Items listed in a dataset
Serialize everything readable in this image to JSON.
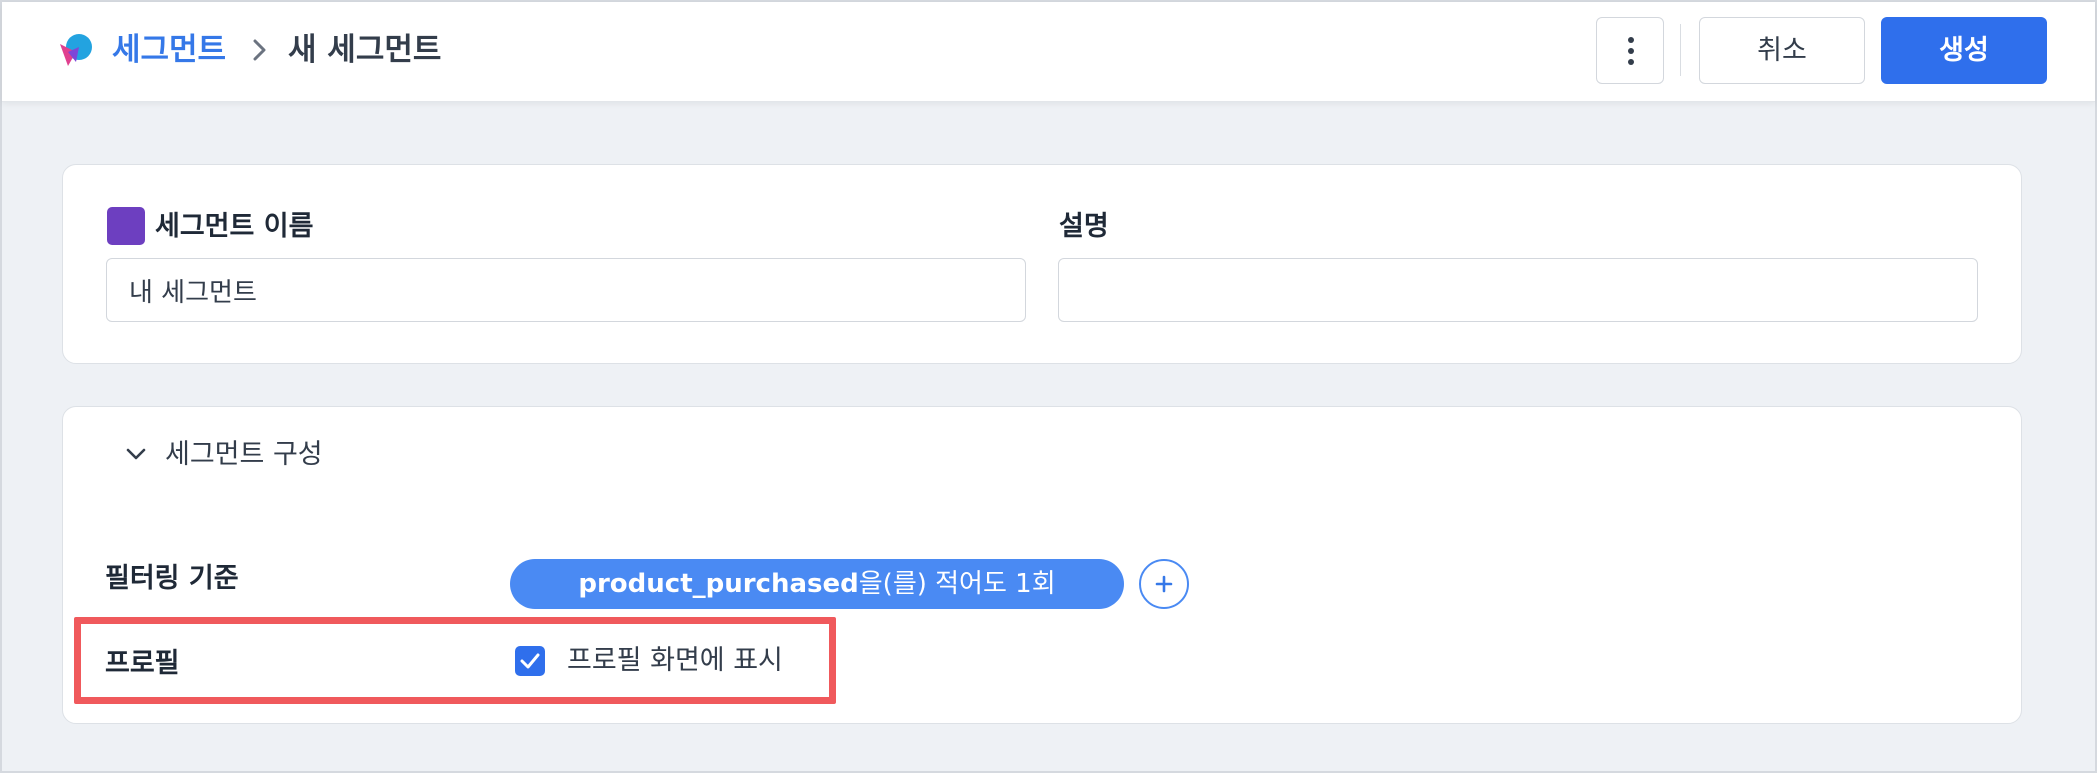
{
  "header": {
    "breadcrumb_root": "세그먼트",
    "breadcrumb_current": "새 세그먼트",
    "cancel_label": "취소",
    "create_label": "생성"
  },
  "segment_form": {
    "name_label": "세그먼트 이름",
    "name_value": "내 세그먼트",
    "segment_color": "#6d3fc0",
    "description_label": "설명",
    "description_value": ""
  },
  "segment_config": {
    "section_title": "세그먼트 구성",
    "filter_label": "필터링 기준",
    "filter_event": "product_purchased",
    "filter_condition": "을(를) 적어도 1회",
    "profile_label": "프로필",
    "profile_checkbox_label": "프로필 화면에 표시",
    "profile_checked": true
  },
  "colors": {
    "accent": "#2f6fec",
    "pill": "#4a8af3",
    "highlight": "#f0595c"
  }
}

→ **DIRECTIONS FOR THIS TASK**:
Take the listing and print it again exactly, but without any pictures.

→ **ANSWER TO THIS PROBLEM**:
Serialize everything readable in this image to JSON.
{
  "header": {
    "breadcrumb_root": "세그먼트",
    "breadcrumb_current": "새 세그먼트",
    "cancel_label": "취소",
    "create_label": "생성"
  },
  "segment_form": {
    "name_label": "세그먼트 이름",
    "name_value": "내 세그먼트",
    "segment_color": "#6d3fc0",
    "description_label": "설명",
    "description_value": ""
  },
  "segment_config": {
    "section_title": "세그먼트 구성",
    "filter_label": "필터링 기준",
    "filter_event": "product_purchased",
    "filter_condition": "을(를) 적어도 1회",
    "profile_label": "프로필",
    "profile_checkbox_label": "프로필 화면에 표시",
    "profile_checked": true
  },
  "colors": {
    "accent": "#2f6fec",
    "pill": "#4a8af3",
    "highlight": "#f0595c"
  }
}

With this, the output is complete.